» **TASK TO CARRY OUT**: Tally up the lines where the string "label" appears; reply with the number only.
- - -
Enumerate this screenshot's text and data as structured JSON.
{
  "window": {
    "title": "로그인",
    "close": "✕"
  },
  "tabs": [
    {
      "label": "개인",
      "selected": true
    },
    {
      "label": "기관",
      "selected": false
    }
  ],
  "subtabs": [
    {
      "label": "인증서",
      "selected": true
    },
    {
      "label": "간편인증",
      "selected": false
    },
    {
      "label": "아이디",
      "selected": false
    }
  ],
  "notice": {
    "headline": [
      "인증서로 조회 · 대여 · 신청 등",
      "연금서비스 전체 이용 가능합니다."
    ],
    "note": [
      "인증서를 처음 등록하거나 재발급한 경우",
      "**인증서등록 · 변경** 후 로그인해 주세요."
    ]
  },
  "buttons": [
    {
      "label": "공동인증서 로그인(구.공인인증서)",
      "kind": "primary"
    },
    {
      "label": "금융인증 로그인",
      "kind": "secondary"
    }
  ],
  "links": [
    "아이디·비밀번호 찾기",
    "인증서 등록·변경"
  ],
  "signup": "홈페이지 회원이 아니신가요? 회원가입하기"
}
- - -
» **FULL OUTPUT**: 7